WORK TO BE COMPLETED:
Your task is to repeat the lines below exactly, excluding any pictures they contain.

[Extracts from a graphics dataset]
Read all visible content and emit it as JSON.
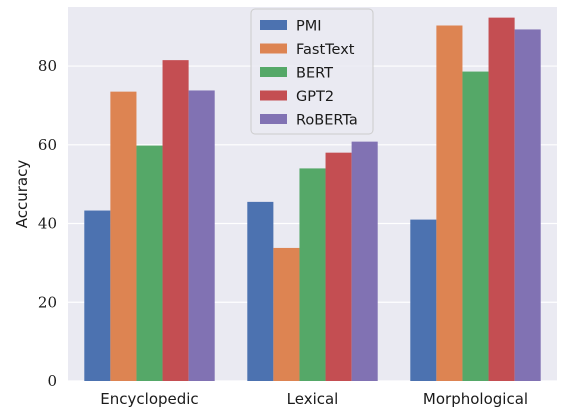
{
  "chart_data": {
    "type": "bar",
    "title": "",
    "xlabel": "",
    "ylabel": "Accuracy",
    "categories": [
      "Encyclopedic",
      "Lexical",
      "Morphological"
    ],
    "series": [
      {
        "name": "PMI",
        "values": [
          43.3,
          45.5,
          41.0
        ],
        "color": "#4c72b0"
      },
      {
        "name": "FastText",
        "values": [
          73.5,
          33.8,
          90.3
        ],
        "color": "#dd8452"
      },
      {
        "name": "BERT",
        "values": [
          59.8,
          54.0,
          78.6
        ],
        "color": "#55a868"
      },
      {
        "name": "GPT2",
        "values": [
          81.5,
          58.0,
          92.3
        ],
        "color": "#c44e52"
      },
      {
        "name": "RoBERTa",
        "values": [
          73.8,
          60.8,
          89.3
        ],
        "color": "#8172b3"
      }
    ],
    "ylim": [
      0,
      95
    ],
    "yticks": [
      0,
      20,
      40,
      60,
      80
    ],
    "grid": true,
    "legend_position": "top-center",
    "background": "#eaeaf2"
  }
}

ANSWER TO THIS TASK:
Read all visible content and emit it as JSON.
{
  "chart_data": {
    "type": "bar",
    "title": "",
    "xlabel": "",
    "ylabel": "Accuracy",
    "categories": [
      "Encyclopedic",
      "Lexical",
      "Morphological"
    ],
    "series": [
      {
        "name": "PMI",
        "values": [
          43.3,
          45.5,
          41.0
        ],
        "color": "#4c72b0"
      },
      {
        "name": "FastText",
        "values": [
          73.5,
          33.8,
          90.3
        ],
        "color": "#dd8452"
      },
      {
        "name": "BERT",
        "values": [
          59.8,
          54.0,
          78.6
        ],
        "color": "#55a868"
      },
      {
        "name": "GPT2",
        "values": [
          81.5,
          58.0,
          92.3
        ],
        "color": "#c44e52"
      },
      {
        "name": "RoBERTa",
        "values": [
          73.8,
          60.8,
          89.3
        ],
        "color": "#8172b3"
      }
    ],
    "ylim": [
      0,
      95
    ],
    "yticks": [
      0,
      20,
      40,
      60,
      80
    ],
    "grid": true,
    "legend_position": "top-center",
    "background": "#eaeaf2"
  }
}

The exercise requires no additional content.